### MATERIAL
------------------------------------------------------------

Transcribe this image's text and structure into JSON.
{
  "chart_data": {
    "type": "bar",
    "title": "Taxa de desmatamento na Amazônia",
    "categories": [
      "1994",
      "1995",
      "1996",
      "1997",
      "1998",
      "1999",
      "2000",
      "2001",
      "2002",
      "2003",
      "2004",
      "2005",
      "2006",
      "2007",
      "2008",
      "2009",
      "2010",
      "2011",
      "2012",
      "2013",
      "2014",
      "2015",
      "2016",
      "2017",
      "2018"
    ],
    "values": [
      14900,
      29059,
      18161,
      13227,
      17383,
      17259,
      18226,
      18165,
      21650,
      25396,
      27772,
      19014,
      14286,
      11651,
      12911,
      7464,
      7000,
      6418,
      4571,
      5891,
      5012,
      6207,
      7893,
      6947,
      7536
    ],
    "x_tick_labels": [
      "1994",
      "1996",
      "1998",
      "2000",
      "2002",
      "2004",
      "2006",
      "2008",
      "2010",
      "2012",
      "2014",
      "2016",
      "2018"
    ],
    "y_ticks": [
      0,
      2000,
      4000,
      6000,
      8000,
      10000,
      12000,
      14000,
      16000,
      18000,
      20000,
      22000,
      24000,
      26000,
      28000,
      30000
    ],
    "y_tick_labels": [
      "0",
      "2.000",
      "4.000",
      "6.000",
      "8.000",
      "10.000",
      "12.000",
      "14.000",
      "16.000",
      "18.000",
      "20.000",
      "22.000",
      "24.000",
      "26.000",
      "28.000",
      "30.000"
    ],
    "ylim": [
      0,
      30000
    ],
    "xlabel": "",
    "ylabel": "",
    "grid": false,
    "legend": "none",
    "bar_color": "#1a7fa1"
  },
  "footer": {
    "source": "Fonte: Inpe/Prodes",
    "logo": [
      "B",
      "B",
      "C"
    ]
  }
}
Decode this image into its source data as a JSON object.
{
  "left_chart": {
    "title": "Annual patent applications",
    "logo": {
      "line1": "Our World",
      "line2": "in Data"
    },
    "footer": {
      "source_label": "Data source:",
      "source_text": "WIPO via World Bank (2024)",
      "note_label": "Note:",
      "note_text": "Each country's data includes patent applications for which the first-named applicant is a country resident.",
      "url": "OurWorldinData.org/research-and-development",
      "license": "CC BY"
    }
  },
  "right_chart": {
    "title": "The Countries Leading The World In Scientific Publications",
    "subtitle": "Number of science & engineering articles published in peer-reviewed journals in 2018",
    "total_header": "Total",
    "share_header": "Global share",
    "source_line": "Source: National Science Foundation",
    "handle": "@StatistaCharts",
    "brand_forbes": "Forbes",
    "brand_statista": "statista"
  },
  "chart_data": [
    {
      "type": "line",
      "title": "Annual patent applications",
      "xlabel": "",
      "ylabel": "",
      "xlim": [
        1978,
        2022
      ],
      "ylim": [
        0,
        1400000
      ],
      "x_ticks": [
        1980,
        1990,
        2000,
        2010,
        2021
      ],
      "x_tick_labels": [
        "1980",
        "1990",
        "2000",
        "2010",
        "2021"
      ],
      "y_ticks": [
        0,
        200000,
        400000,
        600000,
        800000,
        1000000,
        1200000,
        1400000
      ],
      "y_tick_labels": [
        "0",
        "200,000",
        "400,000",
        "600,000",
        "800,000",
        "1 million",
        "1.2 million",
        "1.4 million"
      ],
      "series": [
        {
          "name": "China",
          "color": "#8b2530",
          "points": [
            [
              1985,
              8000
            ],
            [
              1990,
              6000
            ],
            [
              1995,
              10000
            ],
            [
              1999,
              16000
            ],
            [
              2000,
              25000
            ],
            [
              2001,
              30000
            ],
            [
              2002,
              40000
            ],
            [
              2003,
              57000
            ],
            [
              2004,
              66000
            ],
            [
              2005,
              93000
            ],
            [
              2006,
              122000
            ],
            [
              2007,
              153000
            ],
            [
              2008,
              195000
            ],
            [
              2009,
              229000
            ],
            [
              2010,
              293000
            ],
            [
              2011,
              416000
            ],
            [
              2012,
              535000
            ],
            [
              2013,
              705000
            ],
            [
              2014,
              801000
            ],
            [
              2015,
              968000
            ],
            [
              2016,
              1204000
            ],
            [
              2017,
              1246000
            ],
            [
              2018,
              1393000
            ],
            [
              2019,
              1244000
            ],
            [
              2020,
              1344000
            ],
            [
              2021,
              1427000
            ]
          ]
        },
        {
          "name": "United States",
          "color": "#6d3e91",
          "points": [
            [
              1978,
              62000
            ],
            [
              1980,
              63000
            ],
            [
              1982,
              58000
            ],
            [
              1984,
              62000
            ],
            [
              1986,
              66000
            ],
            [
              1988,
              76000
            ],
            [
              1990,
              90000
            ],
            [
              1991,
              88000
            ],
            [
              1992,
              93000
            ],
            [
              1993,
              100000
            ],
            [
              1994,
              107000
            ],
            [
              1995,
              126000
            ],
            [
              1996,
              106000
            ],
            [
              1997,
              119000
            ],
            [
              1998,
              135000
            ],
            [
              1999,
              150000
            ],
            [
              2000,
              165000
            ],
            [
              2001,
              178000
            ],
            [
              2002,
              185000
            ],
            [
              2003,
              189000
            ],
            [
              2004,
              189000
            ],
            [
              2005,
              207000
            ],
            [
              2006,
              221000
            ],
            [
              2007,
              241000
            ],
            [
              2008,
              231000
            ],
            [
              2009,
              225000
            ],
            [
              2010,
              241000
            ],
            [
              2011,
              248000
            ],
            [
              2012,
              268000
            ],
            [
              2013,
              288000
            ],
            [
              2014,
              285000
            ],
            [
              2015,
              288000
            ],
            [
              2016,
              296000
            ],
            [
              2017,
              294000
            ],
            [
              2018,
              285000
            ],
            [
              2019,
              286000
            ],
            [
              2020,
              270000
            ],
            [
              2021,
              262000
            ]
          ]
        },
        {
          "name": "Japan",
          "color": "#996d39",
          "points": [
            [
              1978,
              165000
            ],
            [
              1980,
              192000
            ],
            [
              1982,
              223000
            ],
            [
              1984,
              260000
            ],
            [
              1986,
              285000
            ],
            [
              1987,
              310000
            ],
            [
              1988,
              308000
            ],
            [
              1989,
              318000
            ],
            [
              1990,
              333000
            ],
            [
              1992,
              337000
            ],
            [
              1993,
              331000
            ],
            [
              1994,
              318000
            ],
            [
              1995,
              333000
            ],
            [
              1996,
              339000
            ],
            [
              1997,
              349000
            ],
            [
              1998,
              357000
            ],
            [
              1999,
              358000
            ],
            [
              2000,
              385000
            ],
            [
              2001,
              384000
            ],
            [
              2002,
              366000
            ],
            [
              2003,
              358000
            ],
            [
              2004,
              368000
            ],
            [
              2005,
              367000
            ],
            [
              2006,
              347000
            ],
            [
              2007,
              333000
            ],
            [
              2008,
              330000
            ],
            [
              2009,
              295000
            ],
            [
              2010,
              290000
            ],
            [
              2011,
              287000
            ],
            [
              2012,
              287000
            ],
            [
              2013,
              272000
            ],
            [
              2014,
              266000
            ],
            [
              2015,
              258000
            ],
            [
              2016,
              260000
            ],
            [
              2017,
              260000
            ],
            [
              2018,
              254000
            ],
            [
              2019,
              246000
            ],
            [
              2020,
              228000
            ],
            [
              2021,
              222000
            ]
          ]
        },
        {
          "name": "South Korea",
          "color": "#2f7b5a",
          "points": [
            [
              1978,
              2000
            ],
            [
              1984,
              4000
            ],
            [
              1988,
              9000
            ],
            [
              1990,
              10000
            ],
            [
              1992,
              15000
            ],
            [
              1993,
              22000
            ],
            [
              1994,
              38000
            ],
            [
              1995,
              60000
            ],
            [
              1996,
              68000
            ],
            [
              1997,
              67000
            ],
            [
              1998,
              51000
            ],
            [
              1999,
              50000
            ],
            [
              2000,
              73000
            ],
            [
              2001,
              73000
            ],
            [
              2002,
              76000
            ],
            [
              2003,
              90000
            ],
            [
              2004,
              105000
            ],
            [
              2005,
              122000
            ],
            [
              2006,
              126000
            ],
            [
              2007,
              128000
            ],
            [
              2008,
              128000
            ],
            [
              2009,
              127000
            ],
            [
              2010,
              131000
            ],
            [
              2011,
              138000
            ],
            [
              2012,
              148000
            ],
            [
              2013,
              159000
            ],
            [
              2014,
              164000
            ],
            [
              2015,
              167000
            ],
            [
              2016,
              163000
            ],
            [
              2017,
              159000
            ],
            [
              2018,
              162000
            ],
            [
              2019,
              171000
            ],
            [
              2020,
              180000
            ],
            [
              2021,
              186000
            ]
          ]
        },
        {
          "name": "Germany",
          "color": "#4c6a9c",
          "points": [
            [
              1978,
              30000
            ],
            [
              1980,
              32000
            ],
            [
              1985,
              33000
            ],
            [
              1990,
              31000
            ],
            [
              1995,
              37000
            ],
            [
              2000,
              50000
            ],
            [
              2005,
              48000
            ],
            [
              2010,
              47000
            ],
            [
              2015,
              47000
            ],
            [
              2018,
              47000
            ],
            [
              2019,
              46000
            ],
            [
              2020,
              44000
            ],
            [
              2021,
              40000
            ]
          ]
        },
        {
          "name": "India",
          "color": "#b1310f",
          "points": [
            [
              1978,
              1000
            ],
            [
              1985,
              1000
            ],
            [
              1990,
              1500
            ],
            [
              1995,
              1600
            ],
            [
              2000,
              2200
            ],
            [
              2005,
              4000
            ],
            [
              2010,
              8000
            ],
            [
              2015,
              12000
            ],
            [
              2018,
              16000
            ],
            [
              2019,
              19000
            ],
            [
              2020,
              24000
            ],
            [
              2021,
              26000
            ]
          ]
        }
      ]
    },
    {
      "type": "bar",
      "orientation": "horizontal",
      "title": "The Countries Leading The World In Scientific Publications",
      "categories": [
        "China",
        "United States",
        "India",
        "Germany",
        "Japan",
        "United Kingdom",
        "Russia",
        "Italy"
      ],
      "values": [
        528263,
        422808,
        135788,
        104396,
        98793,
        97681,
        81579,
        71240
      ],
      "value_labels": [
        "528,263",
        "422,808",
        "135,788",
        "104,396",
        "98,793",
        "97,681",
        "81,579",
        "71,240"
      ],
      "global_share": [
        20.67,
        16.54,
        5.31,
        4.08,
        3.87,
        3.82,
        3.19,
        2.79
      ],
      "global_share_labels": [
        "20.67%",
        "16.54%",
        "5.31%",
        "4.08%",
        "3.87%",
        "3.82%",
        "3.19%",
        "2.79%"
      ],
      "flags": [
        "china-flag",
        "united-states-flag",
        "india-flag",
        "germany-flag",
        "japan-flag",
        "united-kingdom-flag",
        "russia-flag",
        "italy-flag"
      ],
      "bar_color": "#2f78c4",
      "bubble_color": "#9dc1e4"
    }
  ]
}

------------------------------------------------------------

### PROBLEM TO WORK ON
Locate all lines in the listing above with the word "Annual" and copy them.

### REPLY
    "title": "Annual patent applications",
      "title": "Annual patent applications",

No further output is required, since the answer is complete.